┌─ Material shown
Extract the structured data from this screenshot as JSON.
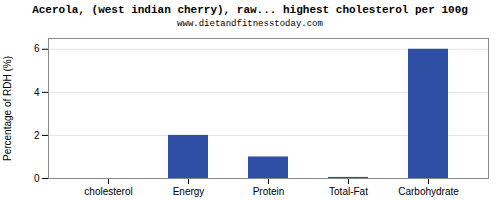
{
  "chart_data": {
    "type": "bar",
    "title": "Acerola, (west indian cherry), raw... highest cholesterol per 100g",
    "subtitle": "www.dietandfitnesstoday.com",
    "categories": [
      "cholesterol",
      "Energy",
      "Protein",
      "Total-Fat",
      "Carbohydrate"
    ],
    "values": [
      0,
      2.0,
      1.0,
      0.05,
      6.0
    ],
    "color": "#2e4fa3",
    "ylabel": "Percentage of RDH (%)",
    "ylim": [
      0,
      6.5
    ],
    "yticks": [
      0,
      2,
      4,
      6
    ],
    "grid": true
  }
}
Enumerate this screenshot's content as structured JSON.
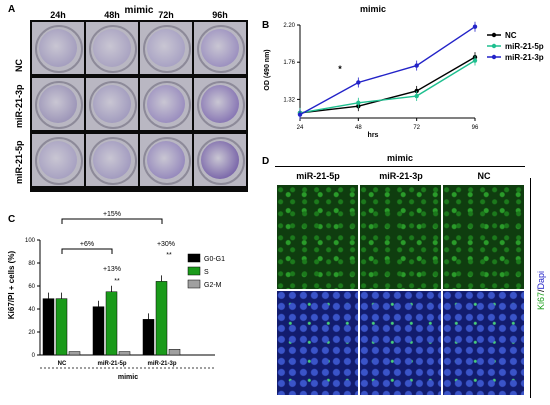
{
  "panelA": {
    "label": "A",
    "title": "mimic",
    "columns": [
      "24h",
      "48h",
      "72h",
      "96h"
    ],
    "rows": [
      "NC",
      "miR-21-3p",
      "miR-21-5p"
    ]
  },
  "panelB": {
    "label": "B",
    "title": "mimic",
    "ylabel": "OD (490 nm)",
    "xlabel": "hrs",
    "legend": [
      "NC",
      "miR-21-5p",
      "miR-21-3p"
    ],
    "star": "*",
    "colors": {
      "NC": "#000000",
      "miR-21-5p": "#1fbf8f",
      "miR-21-3p": "#2323c8"
    }
  },
  "panelC": {
    "label": "C",
    "ylabel": "Ki67/PI + cells (%)",
    "xlabel": "mimic",
    "brackets": [
      "+15%",
      "+6%"
    ],
    "annotations": [
      "+13%",
      "+30%",
      "**",
      "**"
    ],
    "legend": [
      "G0-G1",
      "S",
      "G2-M"
    ],
    "colors": {
      "G0-G1": "#000000",
      "S": "#1a9a1a",
      "G2-M": "#a0a0a0"
    }
  },
  "panelD": {
    "label": "D",
    "title": "mimic",
    "columns": [
      "miR-21-5p",
      "miR-21-3p",
      "NC"
    ],
    "side_label_1": "Ki67",
    "side_label_sep": "/",
    "side_label_2": "Dapi"
  },
  "chart_data": [
    {
      "type": "line",
      "title": "mimic",
      "xlabel": "hrs",
      "ylabel": "OD (490 nm)",
      "x": [
        24,
        48,
        72,
        96
      ],
      "ylim": [
        1.1,
        2.2
      ],
      "yticks": [
        1.32,
        1.76,
        2.2
      ],
      "series": [
        {
          "name": "NC",
          "values": [
            1.16,
            1.24,
            1.42,
            1.82
          ]
        },
        {
          "name": "miR-21-5p",
          "values": [
            1.16,
            1.28,
            1.36,
            1.78
          ]
        },
        {
          "name": "miR-21-3p",
          "values": [
            1.14,
            1.52,
            1.72,
            2.18
          ]
        }
      ],
      "legend_position": "top-right"
    },
    {
      "type": "bar",
      "xlabel": "mimic",
      "ylabel": "Ki67/PI + cells (%)",
      "categories": [
        "NC",
        "miR-21-5p",
        "miR-21-3p"
      ],
      "ylim": [
        0,
        100
      ],
      "yticks": [
        0,
        20,
        40,
        60,
        80,
        100
      ],
      "series": [
        {
          "name": "G0-G1",
          "values": [
            49,
            42,
            31
          ]
        },
        {
          "name": "S",
          "values": [
            49,
            55,
            64
          ]
        },
        {
          "name": "G2-M",
          "values": [
            3,
            3,
            5
          ]
        }
      ],
      "legend_position": "right"
    }
  ]
}
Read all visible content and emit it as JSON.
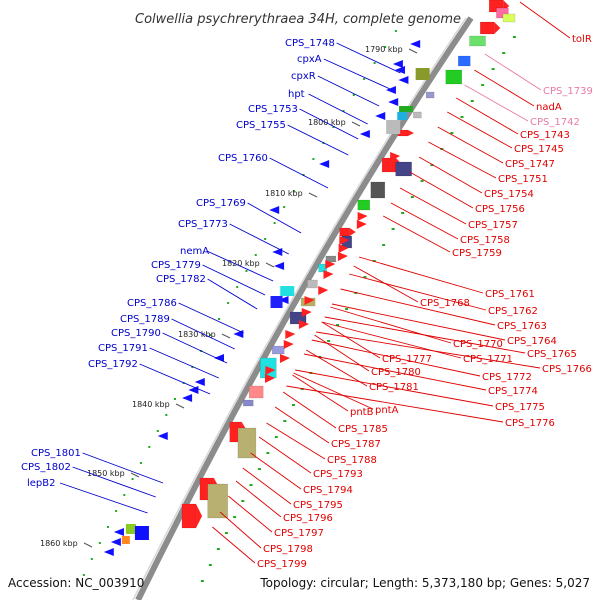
{
  "title": "Colwellia psychrerythraea 34H, complete genome",
  "footer": {
    "accession": "Accession: NC_003910",
    "summary": "Topology: circular; Length: 5,373,180 bp; Genes: 5,027"
  },
  "colors": {
    "backbone": "#8c8c8c",
    "left_label": "#0000cc",
    "right_label": "#e00000",
    "right_label_faded": "#e87aa8",
    "tick": "#22aa22"
  },
  "kbp_marks": [
    "1790 kbp",
    "1800 kbp",
    "1810 kbp",
    "1820 kbp",
    "1830 kbp",
    "1840 kbp",
    "1850 kbp",
    "1860 kbp"
  ],
  "left_labels": [
    "CPS_1748",
    "cpxA",
    "cpxR",
    "hpt",
    "CPS_1753",
    "CPS_1755",
    "CPS_1760",
    "CPS_1769",
    "CPS_1773",
    "nemA",
    "CPS_1779",
    "CPS_1782",
    "CPS_1786",
    "CPS_1789",
    "CPS_1790",
    "CPS_1791",
    "CPS_1792",
    "CPS_1801",
    "CPS_1802",
    "lepB2"
  ],
  "right_labels": [
    "tolR",
    "CPS_1739",
    "nadA",
    "CPS_1742",
    "CPS_1743",
    "CPS_1745",
    "CPS_1747",
    "CPS_1751",
    "CPS_1754",
    "CPS_1756",
    "CPS_1757",
    "CPS_1758",
    "CPS_1759",
    "CPS_1761",
    "CPS_1768",
    "CPS_1762",
    "CPS_1763",
    "CPS_1764",
    "CPS_1770",
    "CPS_1765",
    "CPS_1771",
    "CPS_1766",
    "CPS_1777",
    "CPS_1772",
    "CPS_1780",
    "CPS_1774",
    "CPS_1781",
    "CPS_1775",
    "pntB",
    "pntA",
    "CPS_1776",
    "CPS_1785",
    "CPS_1787",
    "CPS_1788",
    "CPS_1793",
    "CPS_1794",
    "CPS_1795",
    "CPS_1796",
    "CPS_1797",
    "CPS_1798",
    "CPS_1799"
  ]
}
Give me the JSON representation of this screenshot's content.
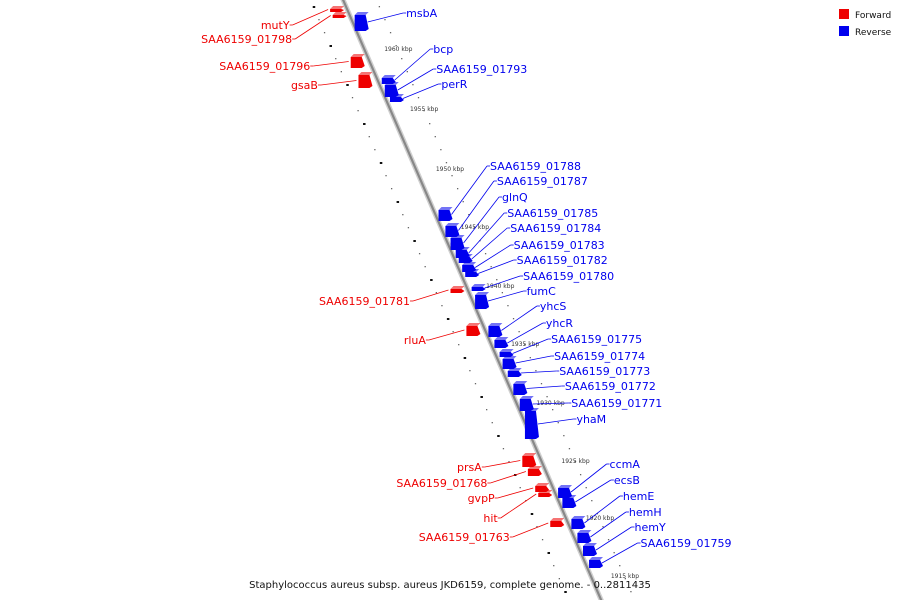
{
  "caption": "Staphylococcus aureus subsp. aureus JKD6159, complete genome. - 0..2811435",
  "legend": [
    {
      "label": "Forward",
      "color": "#ee0000"
    },
    {
      "label": "Reverse",
      "color": "#0000ee"
    }
  ],
  "colors": {
    "forward": "#ee0000",
    "reverse": "#0000ee",
    "backbone": "#888888"
  },
  "kbp_markers": [
    "1960 kbp",
    "1955 kbp",
    "1950 kbp",
    "1945 kbp",
    "1940 kbp",
    "1935 kbp",
    "1930 kbp",
    "1925 kbp",
    "1920 kbp",
    "1915 kbp"
  ],
  "genes": [
    {
      "name": "msbA",
      "strand": "reverse"
    },
    {
      "name": "mutY",
      "strand": "forward"
    },
    {
      "name": "SAA6159_01798",
      "strand": "forward"
    },
    {
      "name": "bcp",
      "strand": "reverse"
    },
    {
      "name": "SAA6159_01796",
      "strand": "forward"
    },
    {
      "name": "SAA6159_01793",
      "strand": "reverse"
    },
    {
      "name": "gsaB",
      "strand": "forward"
    },
    {
      "name": "perR",
      "strand": "reverse"
    },
    {
      "name": "SAA6159_01788",
      "strand": "reverse"
    },
    {
      "name": "SAA6159_01787",
      "strand": "reverse"
    },
    {
      "name": "glnQ",
      "strand": "reverse"
    },
    {
      "name": "SAA6159_01785",
      "strand": "reverse"
    },
    {
      "name": "SAA6159_01784",
      "strand": "reverse"
    },
    {
      "name": "SAA6159_01783",
      "strand": "reverse"
    },
    {
      "name": "SAA6159_01782",
      "strand": "reverse"
    },
    {
      "name": "SAA6159_01780",
      "strand": "reverse"
    },
    {
      "name": "fumC",
      "strand": "reverse"
    },
    {
      "name": "SAA6159_01781",
      "strand": "forward"
    },
    {
      "name": "yhcS",
      "strand": "reverse"
    },
    {
      "name": "yhcR",
      "strand": "reverse"
    },
    {
      "name": "rluA",
      "strand": "forward"
    },
    {
      "name": "SAA6159_01775",
      "strand": "reverse"
    },
    {
      "name": "SAA6159_01774",
      "strand": "reverse"
    },
    {
      "name": "SAA6159_01773",
      "strand": "reverse"
    },
    {
      "name": "SAA6159_01772",
      "strand": "reverse"
    },
    {
      "name": "SAA6159_01771",
      "strand": "reverse"
    },
    {
      "name": "yhaM",
      "strand": "reverse"
    },
    {
      "name": "ccmA",
      "strand": "reverse"
    },
    {
      "name": "prsA",
      "strand": "forward"
    },
    {
      "name": "ecsB",
      "strand": "reverse"
    },
    {
      "name": "SAA6159_01768",
      "strand": "forward"
    },
    {
      "name": "hemE",
      "strand": "reverse"
    },
    {
      "name": "gvpP",
      "strand": "forward"
    },
    {
      "name": "hemH",
      "strand": "reverse"
    },
    {
      "name": "hit",
      "strand": "forward"
    },
    {
      "name": "hemY",
      "strand": "reverse"
    },
    {
      "name": "SAA6159_01763",
      "strand": "forward"
    },
    {
      "name": "SAA6159_01759",
      "strand": "reverse"
    }
  ]
}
└─
Instructions to follow: Each line of the data that holds "genome" should be reported.

Reply:
  "title": "Colwellia psychrerythraea 34H, complete genome",
  "caption": "Staphylococcus aureus subsp. aureus JKD6159, complete genome. - 0..2811435",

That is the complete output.